Element boundary records:
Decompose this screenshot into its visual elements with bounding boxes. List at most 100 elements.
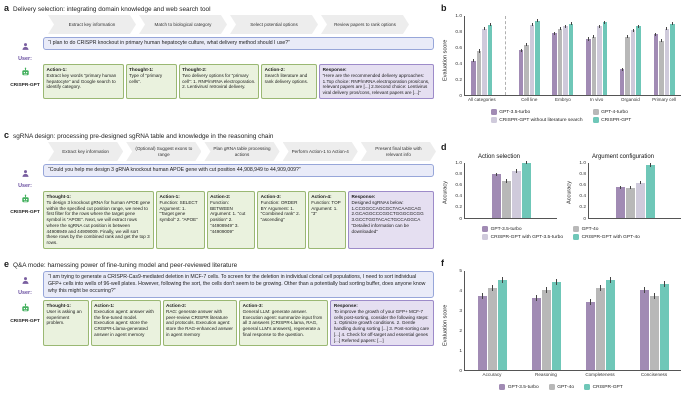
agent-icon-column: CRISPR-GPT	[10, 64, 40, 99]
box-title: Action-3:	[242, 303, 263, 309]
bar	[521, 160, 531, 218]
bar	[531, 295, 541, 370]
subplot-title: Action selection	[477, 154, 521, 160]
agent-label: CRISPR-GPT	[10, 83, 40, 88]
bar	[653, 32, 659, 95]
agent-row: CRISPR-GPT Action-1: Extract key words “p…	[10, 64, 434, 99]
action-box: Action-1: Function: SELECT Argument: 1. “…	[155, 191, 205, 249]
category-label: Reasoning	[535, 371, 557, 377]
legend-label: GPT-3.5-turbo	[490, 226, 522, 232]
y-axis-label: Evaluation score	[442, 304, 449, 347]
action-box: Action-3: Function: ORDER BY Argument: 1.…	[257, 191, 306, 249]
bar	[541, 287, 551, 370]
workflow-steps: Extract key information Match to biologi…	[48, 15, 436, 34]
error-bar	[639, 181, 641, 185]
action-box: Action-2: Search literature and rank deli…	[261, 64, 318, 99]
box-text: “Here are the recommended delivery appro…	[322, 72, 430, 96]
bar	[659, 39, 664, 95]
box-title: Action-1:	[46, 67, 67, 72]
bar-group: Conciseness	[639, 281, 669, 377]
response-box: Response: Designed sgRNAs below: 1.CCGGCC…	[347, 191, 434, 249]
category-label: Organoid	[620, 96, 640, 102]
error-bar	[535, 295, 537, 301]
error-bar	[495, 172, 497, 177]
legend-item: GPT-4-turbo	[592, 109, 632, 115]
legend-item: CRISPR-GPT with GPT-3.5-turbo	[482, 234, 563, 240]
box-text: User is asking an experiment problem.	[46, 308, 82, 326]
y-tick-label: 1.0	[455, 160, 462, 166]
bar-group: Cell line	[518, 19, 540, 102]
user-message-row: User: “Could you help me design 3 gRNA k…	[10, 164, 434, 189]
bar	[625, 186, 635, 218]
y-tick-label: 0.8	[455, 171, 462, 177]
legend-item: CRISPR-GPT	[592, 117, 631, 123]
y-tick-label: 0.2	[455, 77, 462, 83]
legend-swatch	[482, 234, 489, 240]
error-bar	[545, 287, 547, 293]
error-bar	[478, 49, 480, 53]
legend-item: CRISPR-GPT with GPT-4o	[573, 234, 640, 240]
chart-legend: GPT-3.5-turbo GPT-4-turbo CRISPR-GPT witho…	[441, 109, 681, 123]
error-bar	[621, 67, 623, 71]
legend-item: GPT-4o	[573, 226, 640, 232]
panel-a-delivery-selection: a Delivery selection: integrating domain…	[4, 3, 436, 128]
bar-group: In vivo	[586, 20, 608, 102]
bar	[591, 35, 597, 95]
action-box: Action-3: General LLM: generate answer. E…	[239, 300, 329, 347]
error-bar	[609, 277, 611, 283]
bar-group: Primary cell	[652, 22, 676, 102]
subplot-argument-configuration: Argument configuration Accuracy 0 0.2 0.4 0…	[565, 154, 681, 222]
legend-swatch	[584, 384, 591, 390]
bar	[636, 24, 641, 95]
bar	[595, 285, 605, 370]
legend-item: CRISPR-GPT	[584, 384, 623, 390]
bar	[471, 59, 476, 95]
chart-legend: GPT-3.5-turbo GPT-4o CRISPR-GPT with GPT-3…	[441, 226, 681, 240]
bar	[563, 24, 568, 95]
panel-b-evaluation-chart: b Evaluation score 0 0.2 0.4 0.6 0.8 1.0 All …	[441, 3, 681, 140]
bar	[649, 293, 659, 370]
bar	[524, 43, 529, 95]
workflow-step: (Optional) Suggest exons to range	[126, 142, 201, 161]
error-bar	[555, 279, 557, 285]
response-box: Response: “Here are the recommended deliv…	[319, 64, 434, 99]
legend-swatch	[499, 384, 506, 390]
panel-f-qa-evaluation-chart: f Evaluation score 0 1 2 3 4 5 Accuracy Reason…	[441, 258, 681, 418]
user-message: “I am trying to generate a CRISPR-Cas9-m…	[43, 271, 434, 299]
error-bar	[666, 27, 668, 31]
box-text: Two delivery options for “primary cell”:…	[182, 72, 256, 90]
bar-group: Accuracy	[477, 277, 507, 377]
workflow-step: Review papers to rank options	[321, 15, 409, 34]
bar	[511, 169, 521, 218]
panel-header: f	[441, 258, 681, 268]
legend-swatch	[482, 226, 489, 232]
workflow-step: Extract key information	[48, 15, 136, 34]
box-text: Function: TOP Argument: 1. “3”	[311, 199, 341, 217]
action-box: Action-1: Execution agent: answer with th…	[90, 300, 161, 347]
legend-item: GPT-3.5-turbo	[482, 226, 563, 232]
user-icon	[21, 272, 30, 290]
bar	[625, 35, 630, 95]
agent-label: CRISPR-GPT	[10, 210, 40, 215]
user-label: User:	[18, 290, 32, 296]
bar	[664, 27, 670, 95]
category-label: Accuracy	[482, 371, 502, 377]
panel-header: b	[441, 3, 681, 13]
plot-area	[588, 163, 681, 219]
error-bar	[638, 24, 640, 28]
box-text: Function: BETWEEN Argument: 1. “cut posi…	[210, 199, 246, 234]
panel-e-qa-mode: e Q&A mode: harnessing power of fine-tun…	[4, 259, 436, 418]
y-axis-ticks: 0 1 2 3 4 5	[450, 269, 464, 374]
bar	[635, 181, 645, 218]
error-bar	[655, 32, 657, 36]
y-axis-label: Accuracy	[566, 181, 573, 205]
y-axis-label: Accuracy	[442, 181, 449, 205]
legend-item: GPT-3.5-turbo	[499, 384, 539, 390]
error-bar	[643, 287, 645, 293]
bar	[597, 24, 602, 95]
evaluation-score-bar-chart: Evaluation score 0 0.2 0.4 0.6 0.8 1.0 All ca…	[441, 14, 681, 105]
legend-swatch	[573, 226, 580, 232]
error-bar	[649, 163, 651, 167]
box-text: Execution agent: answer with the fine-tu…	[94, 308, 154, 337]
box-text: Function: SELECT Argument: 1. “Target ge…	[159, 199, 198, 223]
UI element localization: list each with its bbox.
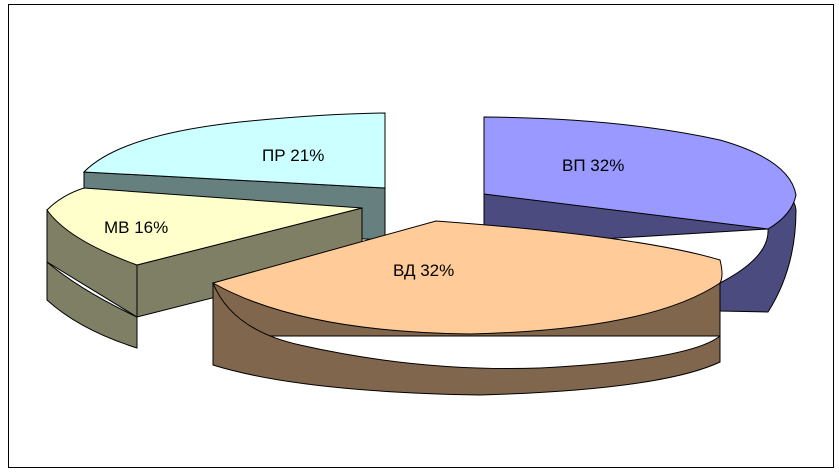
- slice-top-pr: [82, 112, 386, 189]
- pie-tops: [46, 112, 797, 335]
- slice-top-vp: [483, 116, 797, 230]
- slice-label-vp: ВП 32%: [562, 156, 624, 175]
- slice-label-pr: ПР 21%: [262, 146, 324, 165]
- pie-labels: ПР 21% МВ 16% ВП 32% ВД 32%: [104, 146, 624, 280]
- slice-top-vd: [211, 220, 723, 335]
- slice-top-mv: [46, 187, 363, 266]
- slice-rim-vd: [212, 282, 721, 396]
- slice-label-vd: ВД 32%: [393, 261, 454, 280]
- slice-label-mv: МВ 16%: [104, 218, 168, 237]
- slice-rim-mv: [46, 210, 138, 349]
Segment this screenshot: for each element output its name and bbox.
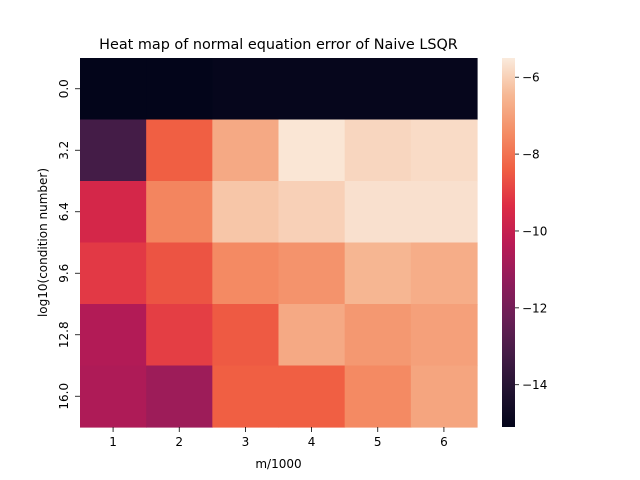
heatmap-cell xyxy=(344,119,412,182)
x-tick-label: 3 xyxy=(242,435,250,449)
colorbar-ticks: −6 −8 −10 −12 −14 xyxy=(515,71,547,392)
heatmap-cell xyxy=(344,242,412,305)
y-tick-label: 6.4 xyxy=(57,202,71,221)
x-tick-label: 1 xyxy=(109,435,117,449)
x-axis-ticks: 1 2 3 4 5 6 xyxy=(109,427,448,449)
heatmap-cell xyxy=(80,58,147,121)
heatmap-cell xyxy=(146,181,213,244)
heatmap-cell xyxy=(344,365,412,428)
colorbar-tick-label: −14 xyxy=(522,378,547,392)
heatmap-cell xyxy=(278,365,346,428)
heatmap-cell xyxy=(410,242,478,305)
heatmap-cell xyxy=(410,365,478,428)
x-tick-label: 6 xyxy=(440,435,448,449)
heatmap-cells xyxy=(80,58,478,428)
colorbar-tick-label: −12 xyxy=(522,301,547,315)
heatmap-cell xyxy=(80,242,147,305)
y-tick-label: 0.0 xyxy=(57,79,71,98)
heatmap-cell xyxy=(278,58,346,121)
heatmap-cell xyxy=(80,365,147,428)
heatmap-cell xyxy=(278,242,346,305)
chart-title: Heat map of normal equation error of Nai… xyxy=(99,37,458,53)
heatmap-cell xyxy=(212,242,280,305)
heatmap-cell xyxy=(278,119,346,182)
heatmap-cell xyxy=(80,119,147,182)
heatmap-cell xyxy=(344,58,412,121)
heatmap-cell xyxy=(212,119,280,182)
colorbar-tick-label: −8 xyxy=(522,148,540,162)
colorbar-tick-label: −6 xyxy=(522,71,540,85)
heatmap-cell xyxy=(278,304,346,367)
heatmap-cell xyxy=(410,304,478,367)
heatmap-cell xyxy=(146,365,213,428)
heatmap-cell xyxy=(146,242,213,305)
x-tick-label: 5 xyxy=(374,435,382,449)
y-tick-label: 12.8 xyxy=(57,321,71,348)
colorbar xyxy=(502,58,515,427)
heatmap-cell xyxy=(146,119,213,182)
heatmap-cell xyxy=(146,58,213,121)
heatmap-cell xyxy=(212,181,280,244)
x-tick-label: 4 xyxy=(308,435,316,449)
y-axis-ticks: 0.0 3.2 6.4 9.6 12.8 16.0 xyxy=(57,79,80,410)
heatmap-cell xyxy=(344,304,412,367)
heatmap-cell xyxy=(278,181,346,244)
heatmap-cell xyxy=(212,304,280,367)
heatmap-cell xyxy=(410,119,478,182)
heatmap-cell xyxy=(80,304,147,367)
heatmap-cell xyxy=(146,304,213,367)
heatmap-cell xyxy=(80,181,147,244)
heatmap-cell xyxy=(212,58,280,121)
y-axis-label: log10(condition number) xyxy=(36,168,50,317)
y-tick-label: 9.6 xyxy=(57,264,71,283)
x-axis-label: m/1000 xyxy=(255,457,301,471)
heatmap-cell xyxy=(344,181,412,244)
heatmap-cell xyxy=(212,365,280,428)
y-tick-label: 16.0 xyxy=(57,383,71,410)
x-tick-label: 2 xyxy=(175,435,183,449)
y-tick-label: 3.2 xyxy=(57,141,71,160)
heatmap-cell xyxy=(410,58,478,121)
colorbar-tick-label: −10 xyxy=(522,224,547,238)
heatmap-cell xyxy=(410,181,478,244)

Set problem: Can you repeat the lines from the one containing "- slice-top-pr: [82, 112, 386, 189]" up to and including the one containing "- slice-rim-mv: [46, 210, 138, 349]", switching "pie-tops" to "pie-surfaces" and leaving everything else unchanged?

Reply to the exercise:
- slice-top-pr: [82, 112, 386, 189]
- pie-surfaces: [46, 112, 797, 335]
- slice-top-vp: [483, 116, 797, 230]
- slice-label-vp: ВП 32%: [562, 156, 624, 175]
- slice-label-pr: ПР 21%: [262, 146, 324, 165]
- pie-labels: ПР 21% МВ 16% ВП 32% ВД 32%: [104, 146, 624, 280]
- slice-top-vd: [211, 220, 723, 335]
- slice-top-mv: [46, 187, 363, 266]
- slice-rim-vd: [212, 282, 721, 396]
- slice-label-vd: ВД 32%: [393, 261, 454, 280]
- slice-label-mv: МВ 16%: [104, 218, 168, 237]
- slice-rim-mv: [46, 210, 138, 349]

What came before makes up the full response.